Directive
Skip every image and restate the data word for word.

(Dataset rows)
◇ ◇ ◇ ◇ ◇ ◇ ◇

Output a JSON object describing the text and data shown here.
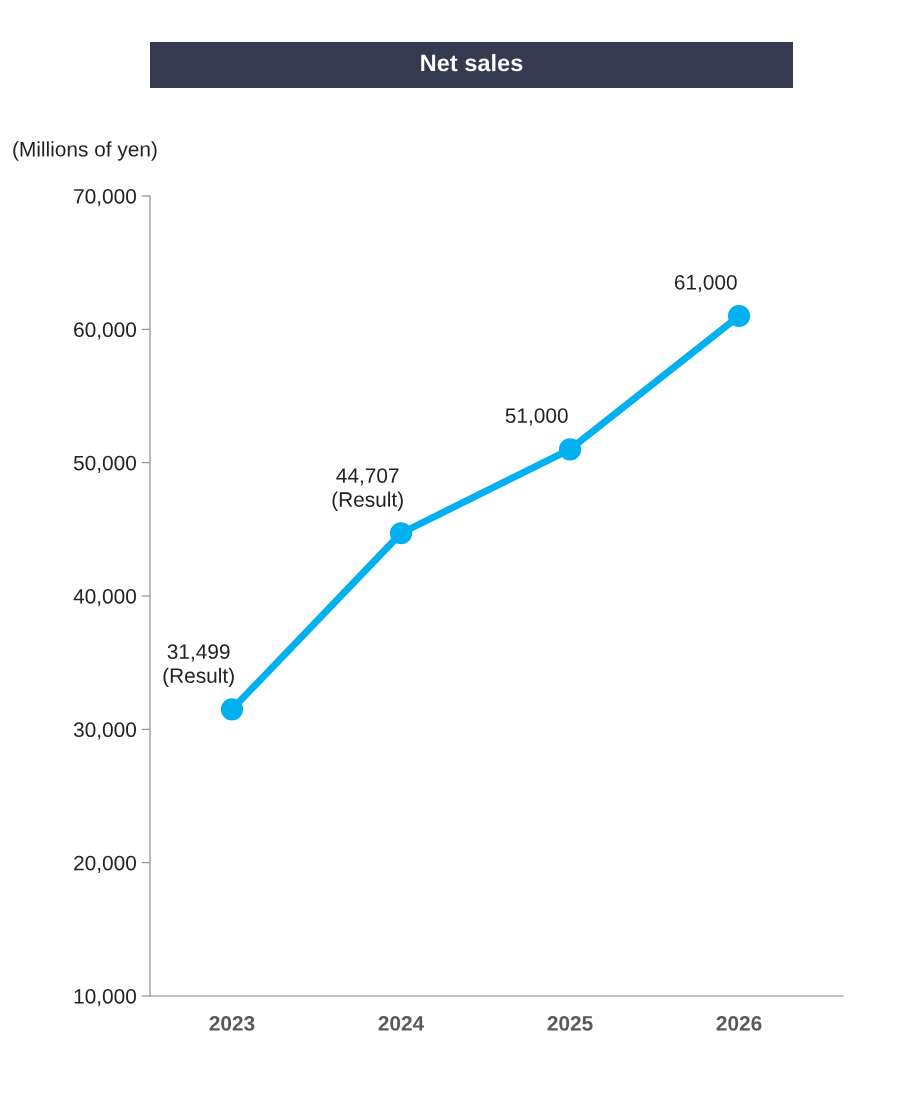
{
  "chart_data": {
    "type": "line",
    "title": "Net sales",
    "ylabel": "(Millions of yen)",
    "categories": [
      "2023",
      "2024",
      "2025",
      "2026"
    ],
    "series": [
      {
        "color": "#00b0f0",
        "values": [
          31499,
          44707,
          51000,
          61000
        ],
        "value_labels": [
          "31,499\n(Result)",
          "44,707\n(Result)",
          "51,000",
          "61,000"
        ]
      }
    ],
    "ylim": [
      10000,
      70000
    ],
    "yticks": [
      {
        "value": 10000,
        "label": "10,000"
      },
      {
        "value": 20000,
        "label": "20,000"
      },
      {
        "value": 30000,
        "label": "30,000"
      },
      {
        "value": 40000,
        "label": "40,000"
      },
      {
        "value": 50000,
        "label": "50,000"
      },
      {
        "value": 60000,
        "label": "60,000"
      },
      {
        "value": 70000,
        "label": "70,000"
      }
    ],
    "grid": false,
    "legend": false,
    "marker": "circle",
    "line_style": "solid"
  }
}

◇ ◇ ◇ ◇ ◇ ◇ ◇

Result of this task
Output a JSON object describing the text and data shown here.
{
  "chart_data": {
    "type": "line",
    "title": "Net sales",
    "ylabel": "(Millions of yen)",
    "categories": [
      "2023",
      "2024",
      "2025",
      "2026"
    ],
    "series": [
      {
        "color": "#00b0f0",
        "values": [
          31499,
          44707,
          51000,
          61000
        ],
        "value_labels": [
          "31,499\n(Result)",
          "44,707\n(Result)",
          "51,000",
          "61,000"
        ]
      }
    ],
    "ylim": [
      10000,
      70000
    ],
    "yticks": [
      {
        "value": 10000,
        "label": "10,000"
      },
      {
        "value": 20000,
        "label": "20,000"
      },
      {
        "value": 30000,
        "label": "30,000"
      },
      {
        "value": 40000,
        "label": "40,000"
      },
      {
        "value": 50000,
        "label": "50,000"
      },
      {
        "value": 60000,
        "label": "60,000"
      },
      {
        "value": 70000,
        "label": "70,000"
      }
    ],
    "grid": false,
    "legend": false,
    "marker": "circle",
    "line_style": "solid"
  }
}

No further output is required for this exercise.